- EXERCISE DIRECTIONS: Return the records word for word. Any pictures in them are not part of the copy.

- TASK INPUTS:
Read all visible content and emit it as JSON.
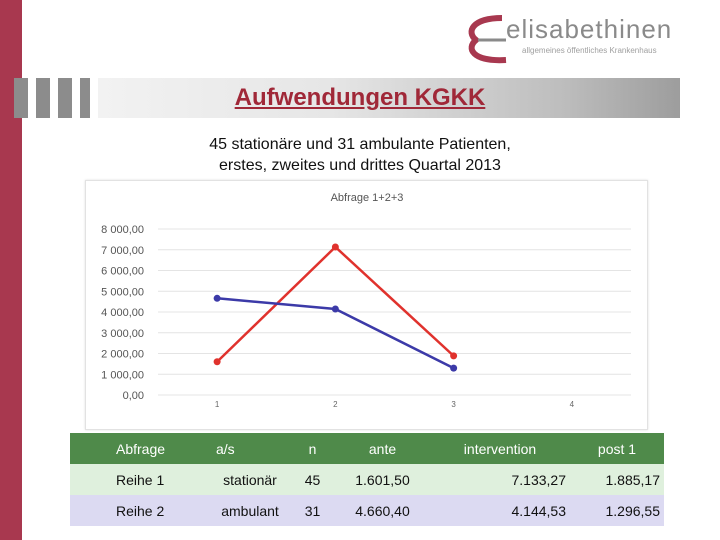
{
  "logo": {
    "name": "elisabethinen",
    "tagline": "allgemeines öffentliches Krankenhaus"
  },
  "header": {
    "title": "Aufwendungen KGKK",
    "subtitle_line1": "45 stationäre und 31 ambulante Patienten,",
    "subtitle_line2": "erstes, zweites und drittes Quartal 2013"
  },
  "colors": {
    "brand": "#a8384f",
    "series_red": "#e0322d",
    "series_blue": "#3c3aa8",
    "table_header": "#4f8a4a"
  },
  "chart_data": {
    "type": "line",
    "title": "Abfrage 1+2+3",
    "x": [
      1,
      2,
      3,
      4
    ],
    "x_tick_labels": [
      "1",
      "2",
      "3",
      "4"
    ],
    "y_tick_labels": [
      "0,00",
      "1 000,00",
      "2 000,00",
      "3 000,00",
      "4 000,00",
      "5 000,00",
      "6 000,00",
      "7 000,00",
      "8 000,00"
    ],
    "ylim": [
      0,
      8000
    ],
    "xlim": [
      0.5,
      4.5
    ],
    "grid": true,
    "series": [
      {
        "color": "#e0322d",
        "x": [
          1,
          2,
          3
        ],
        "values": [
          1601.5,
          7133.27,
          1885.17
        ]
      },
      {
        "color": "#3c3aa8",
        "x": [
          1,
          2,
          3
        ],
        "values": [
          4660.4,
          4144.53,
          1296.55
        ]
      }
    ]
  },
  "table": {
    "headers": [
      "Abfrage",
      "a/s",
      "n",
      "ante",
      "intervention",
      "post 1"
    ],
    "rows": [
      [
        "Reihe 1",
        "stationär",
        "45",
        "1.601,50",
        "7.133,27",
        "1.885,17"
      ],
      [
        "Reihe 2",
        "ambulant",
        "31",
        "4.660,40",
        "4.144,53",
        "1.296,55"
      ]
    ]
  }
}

- RESPONSE BELOW:
Read all visible content and emit it as JSON.
{
  "logo": {
    "name": "elisabethinen",
    "tagline": "allgemeines öffentliches Krankenhaus"
  },
  "header": {
    "title": "Aufwendungen KGKK",
    "subtitle_line1": "45 stationäre und 31 ambulante Patienten,",
    "subtitle_line2": "erstes, zweites und drittes Quartal 2013"
  },
  "colors": {
    "brand": "#a8384f",
    "series_red": "#e0322d",
    "series_blue": "#3c3aa8",
    "table_header": "#4f8a4a"
  },
  "chart_data": {
    "type": "line",
    "title": "Abfrage 1+2+3",
    "x": [
      1,
      2,
      3,
      4
    ],
    "x_tick_labels": [
      "1",
      "2",
      "3",
      "4"
    ],
    "y_tick_labels": [
      "0,00",
      "1 000,00",
      "2 000,00",
      "3 000,00",
      "4 000,00",
      "5 000,00",
      "6 000,00",
      "7 000,00",
      "8 000,00"
    ],
    "ylim": [
      0,
      8000
    ],
    "xlim": [
      0.5,
      4.5
    ],
    "grid": true,
    "series": [
      {
        "color": "#e0322d",
        "x": [
          1,
          2,
          3
        ],
        "values": [
          1601.5,
          7133.27,
          1885.17
        ]
      },
      {
        "color": "#3c3aa8",
        "x": [
          1,
          2,
          3
        ],
        "values": [
          4660.4,
          4144.53,
          1296.55
        ]
      }
    ]
  },
  "table": {
    "headers": [
      "Abfrage",
      "a/s",
      "n",
      "ante",
      "intervention",
      "post 1"
    ],
    "rows": [
      [
        "Reihe 1",
        "stationär",
        "45",
        "1.601,50",
        "7.133,27",
        "1.885,17"
      ],
      [
        "Reihe 2",
        "ambulant",
        "31",
        "4.660,40",
        "4.144,53",
        "1.296,55"
      ]
    ]
  }
}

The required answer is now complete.